Leave out the pictures and copy each record below exactly.

····················

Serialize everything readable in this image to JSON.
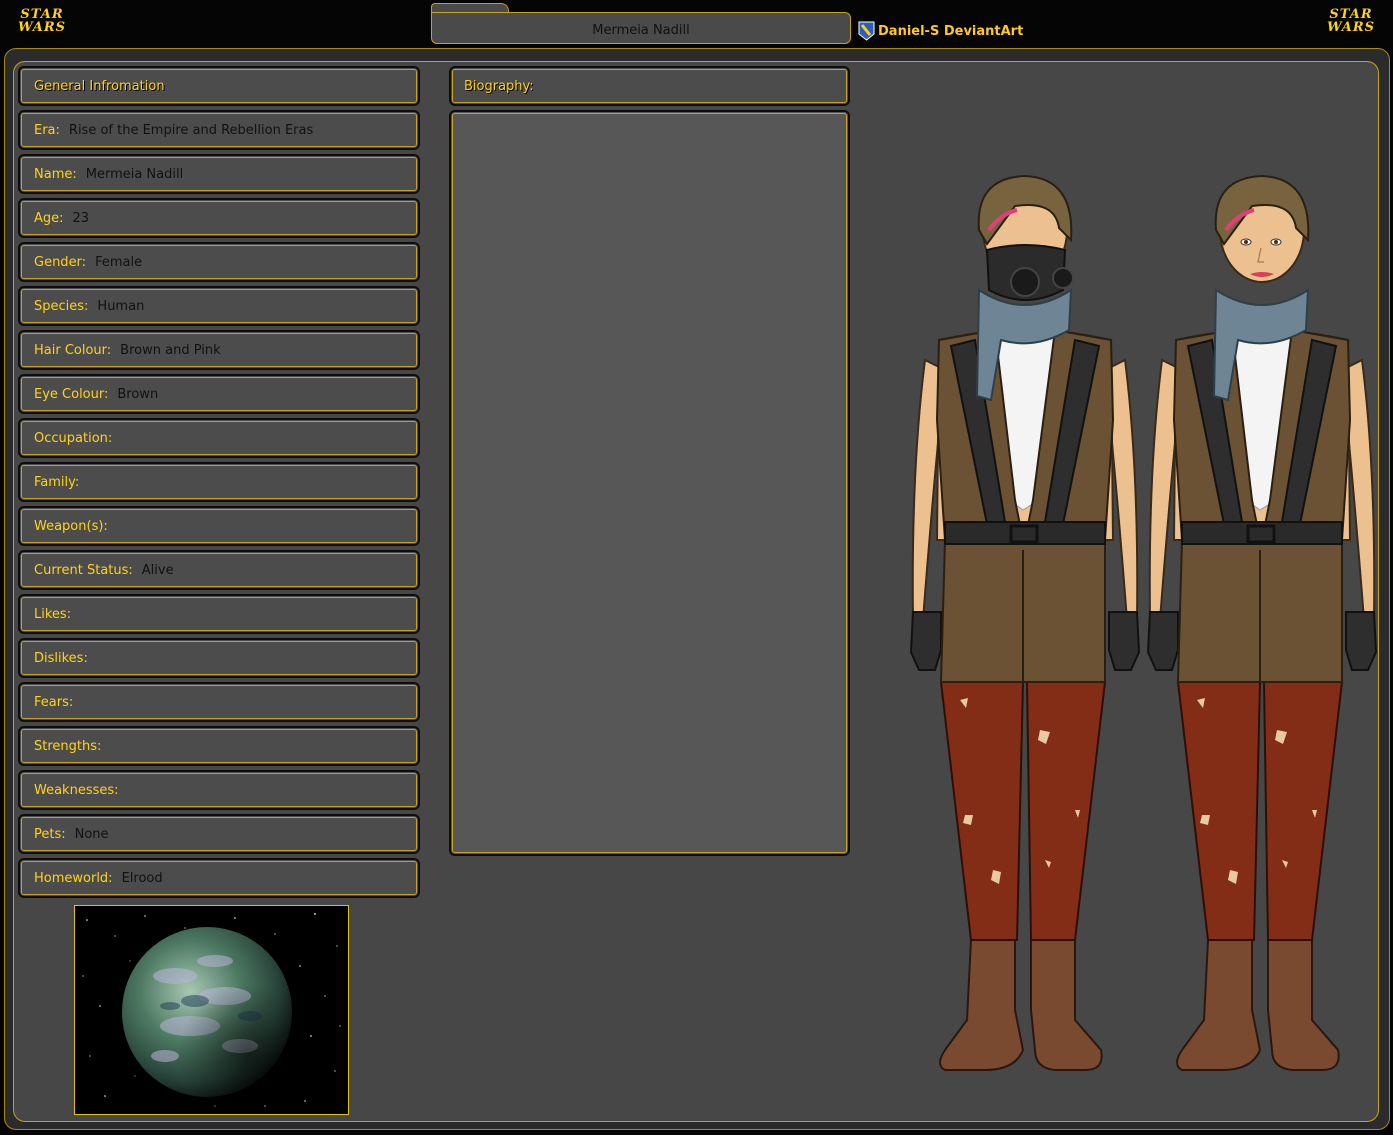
{
  "brand": {
    "logo_line1": "STAR",
    "logo_line2": "WARS"
  },
  "title": "Mermeia Nadill",
  "credit": {
    "text": "Daniel-S DeviantArt",
    "icon": "deviantart-icon"
  },
  "info": {
    "header": "General Infromation",
    "fields": [
      {
        "label": "Era:",
        "value": "Rise of the Empire and Rebellion Eras"
      },
      {
        "label": "Name:",
        "value": "Mermeia Nadill"
      },
      {
        "label": "Age:",
        "value": "23"
      },
      {
        "label": "Gender:",
        "value": "Female"
      },
      {
        "label": "Species:",
        "value": "Human"
      },
      {
        "label": "Hair Colour:",
        "value": "Brown and Pink"
      },
      {
        "label": "Eye Colour:",
        "value": "Brown"
      },
      {
        "label": "Occupation:",
        "value": ""
      },
      {
        "label": "Family:",
        "value": ""
      },
      {
        "label": "Weapon(s):",
        "value": ""
      },
      {
        "label": "Current Status:",
        "value": "Alive"
      },
      {
        "label": "Likes:",
        "value": ""
      },
      {
        "label": "Dislikes:",
        "value": ""
      },
      {
        "label": "Fears:",
        "value": ""
      },
      {
        "label": "Strengths:",
        "value": ""
      },
      {
        "label": "Weaknesses:",
        "value": ""
      },
      {
        "label": "Pets:",
        "value": "None"
      },
      {
        "label": "Homeworld:",
        "value": "Elrood"
      }
    ]
  },
  "biography": {
    "header": "Biography:",
    "text": ""
  },
  "colors": {
    "accent": "#ffd21a",
    "border": "#c8a21a",
    "panel": "#474747",
    "field": "#4c4c4c"
  }
}
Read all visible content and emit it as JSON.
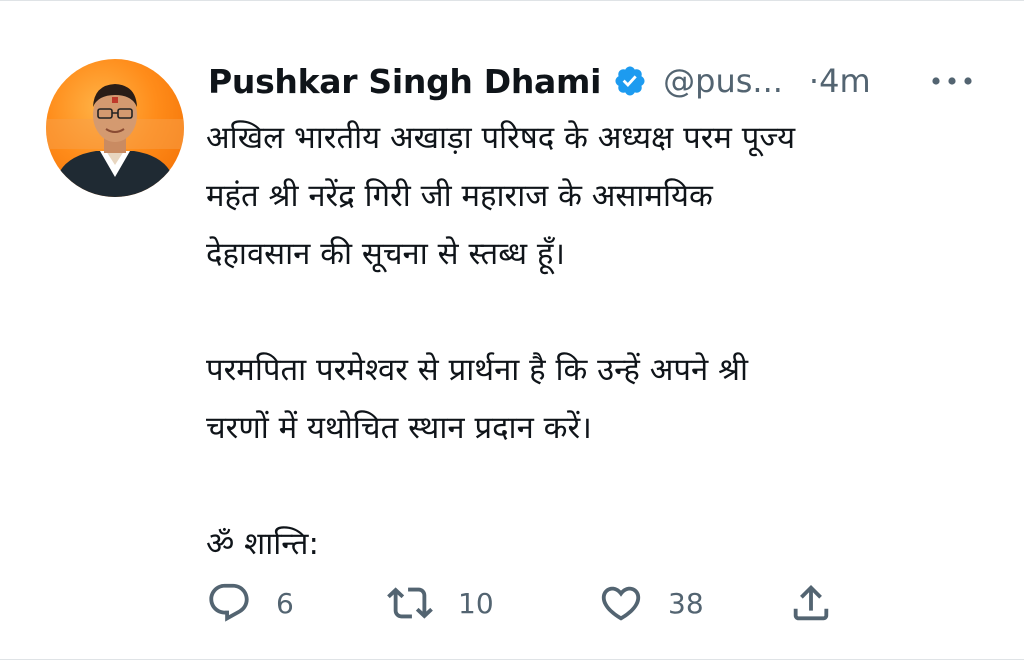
{
  "tweet": {
    "author_name": "Pushkar Singh Dhami",
    "handle": "@pus...",
    "time": "·4m",
    "paragraphs": [
      [
        "अखिल भारतीय अखाड़ा परिषद के अध्यक्ष परम पूज्य",
        "महंत श्री नरेंद्र गिरी जी महाराज के असामयिक",
        "देहावसान की सूचना से स्तब्ध हूँ।"
      ],
      [
        "परमपिता परमेश्वर से प्रार्थना है कि उन्हें अपने श्री",
        "चरणों में यथोचित स्थान प्रदान करें।"
      ],
      [
        "ॐ शान्ति:"
      ]
    ]
  },
  "actions": {
    "reply_count": "6",
    "retweet_count": "10",
    "like_count": "38"
  },
  "colors": {
    "verified_badge": "#1d9bf0",
    "secondary_text": "#536471",
    "avatar_background": "#ff8c1a"
  }
}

····················

[Response below]:
Serialize everything readable in this image to JSON.
{
  "brand": {
    "logo_line1": "STAR",
    "logo_line2": "WARS"
  },
  "title": "Mermeia Nadill",
  "credit": {
    "text": "Daniel-S DeviantArt",
    "icon": "deviantart-icon"
  },
  "info": {
    "header": "General Infromation",
    "fields": [
      {
        "label": "Era:",
        "value": "Rise of the Empire and Rebellion Eras"
      },
      {
        "label": "Name:",
        "value": "Mermeia Nadill"
      },
      {
        "label": "Age:",
        "value": "23"
      },
      {
        "label": "Gender:",
        "value": "Female"
      },
      {
        "label": "Species:",
        "value": "Human"
      },
      {
        "label": "Hair Colour:",
        "value": "Brown and Pink"
      },
      {
        "label": "Eye Colour:",
        "value": "Brown"
      },
      {
        "label": "Occupation:",
        "value": ""
      },
      {
        "label": "Family:",
        "value": ""
      },
      {
        "label": "Weapon(s):",
        "value": ""
      },
      {
        "label": "Current Status:",
        "value": "Alive"
      },
      {
        "label": "Likes:",
        "value": ""
      },
      {
        "label": "Dislikes:",
        "value": ""
      },
      {
        "label": "Fears:",
        "value": ""
      },
      {
        "label": "Strengths:",
        "value": ""
      },
      {
        "label": "Weaknesses:",
        "value": ""
      },
      {
        "label": "Pets:",
        "value": "None"
      },
      {
        "label": "Homeworld:",
        "value": "Elrood"
      }
    ]
  },
  "biography": {
    "header": "Biography:",
    "text": ""
  },
  "colors": {
    "accent": "#ffd21a",
    "border": "#c8a21a",
    "panel": "#474747",
    "field": "#4c4c4c"
  }
}
Read all visible content and emit it as JSON.
{
  "tweet": {
    "author_name": "Pushkar Singh Dhami",
    "handle": "@pus...",
    "time": "·4m",
    "paragraphs": [
      [
        "अखिल भारतीय अखाड़ा परिषद के अध्यक्ष परम पूज्य",
        "महंत श्री नरेंद्र गिरी जी महाराज के असामयिक",
        "देहावसान की सूचना से स्तब्ध हूँ।"
      ],
      [
        "परमपिता परमेश्वर से प्रार्थना है कि उन्हें अपने श्री",
        "चरणों में यथोचित स्थान प्रदान करें।"
      ],
      [
        "ॐ शान्ति:"
      ]
    ]
  },
  "actions": {
    "reply_count": "6",
    "retweet_count": "10",
    "like_count": "38"
  },
  "colors": {
    "verified_badge": "#1d9bf0",
    "secondary_text": "#536471",
    "avatar_background": "#ff8c1a"
  }
}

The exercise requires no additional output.